━━ EXERCISE MATERIAL
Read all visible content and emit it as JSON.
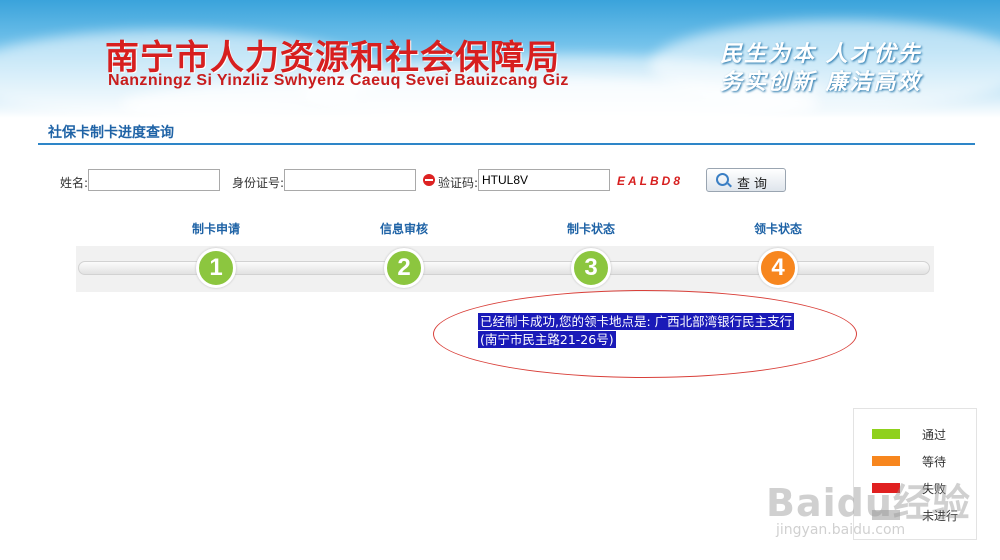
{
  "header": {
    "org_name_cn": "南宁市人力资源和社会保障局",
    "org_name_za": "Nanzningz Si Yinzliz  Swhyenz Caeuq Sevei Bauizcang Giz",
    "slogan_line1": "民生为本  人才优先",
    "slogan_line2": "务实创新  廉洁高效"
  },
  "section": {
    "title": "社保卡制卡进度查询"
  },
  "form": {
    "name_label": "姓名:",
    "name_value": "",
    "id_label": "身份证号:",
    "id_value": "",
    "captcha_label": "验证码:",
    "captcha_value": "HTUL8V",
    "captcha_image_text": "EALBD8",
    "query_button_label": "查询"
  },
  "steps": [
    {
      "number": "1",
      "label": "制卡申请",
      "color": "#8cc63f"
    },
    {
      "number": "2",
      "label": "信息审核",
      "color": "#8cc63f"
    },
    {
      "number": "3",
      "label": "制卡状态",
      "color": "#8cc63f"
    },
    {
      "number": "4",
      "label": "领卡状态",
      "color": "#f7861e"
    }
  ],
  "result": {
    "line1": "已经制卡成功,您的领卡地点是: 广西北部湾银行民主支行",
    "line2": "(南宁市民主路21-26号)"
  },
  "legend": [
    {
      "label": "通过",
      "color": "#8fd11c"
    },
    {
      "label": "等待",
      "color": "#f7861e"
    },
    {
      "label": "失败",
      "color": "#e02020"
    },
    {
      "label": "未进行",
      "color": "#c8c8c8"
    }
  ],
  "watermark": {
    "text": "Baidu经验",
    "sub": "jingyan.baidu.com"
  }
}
━━━━
— EXERCISE DESCRIPTION —
Repeat the data exactly, without the pictures.

— TASK RESULT —
Read all visible content and emit it as JSON.
{
  "header": {
    "org_name_cn": "南宁市人力资源和社会保障局",
    "org_name_za": "Nanzningz Si Yinzliz  Swhyenz Caeuq Sevei Bauizcang Giz",
    "slogan_line1": "民生为本  人才优先",
    "slogan_line2": "务实创新  廉洁高效"
  },
  "section": {
    "title": "社保卡制卡进度查询"
  },
  "form": {
    "name_label": "姓名:",
    "name_value": "",
    "id_label": "身份证号:",
    "id_value": "",
    "captcha_label": "验证码:",
    "captcha_value": "HTUL8V",
    "captcha_image_text": "EALBD8",
    "query_button_label": "查询"
  },
  "steps": [
    {
      "number": "1",
      "label": "制卡申请",
      "color": "#8cc63f"
    },
    {
      "number": "2",
      "label": "信息审核",
      "color": "#8cc63f"
    },
    {
      "number": "3",
      "label": "制卡状态",
      "color": "#8cc63f"
    },
    {
      "number": "4",
      "label": "领卡状态",
      "color": "#f7861e"
    }
  ],
  "result": {
    "line1": "已经制卡成功,您的领卡地点是: 广西北部湾银行民主支行",
    "line2": "(南宁市民主路21-26号)"
  },
  "legend": [
    {
      "label": "通过",
      "color": "#8fd11c"
    },
    {
      "label": "等待",
      "color": "#f7861e"
    },
    {
      "label": "失败",
      "color": "#e02020"
    },
    {
      "label": "未进行",
      "color": "#c8c8c8"
    }
  ],
  "watermark": {
    "text": "Baidu经验",
    "sub": "jingyan.baidu.com"
  }
}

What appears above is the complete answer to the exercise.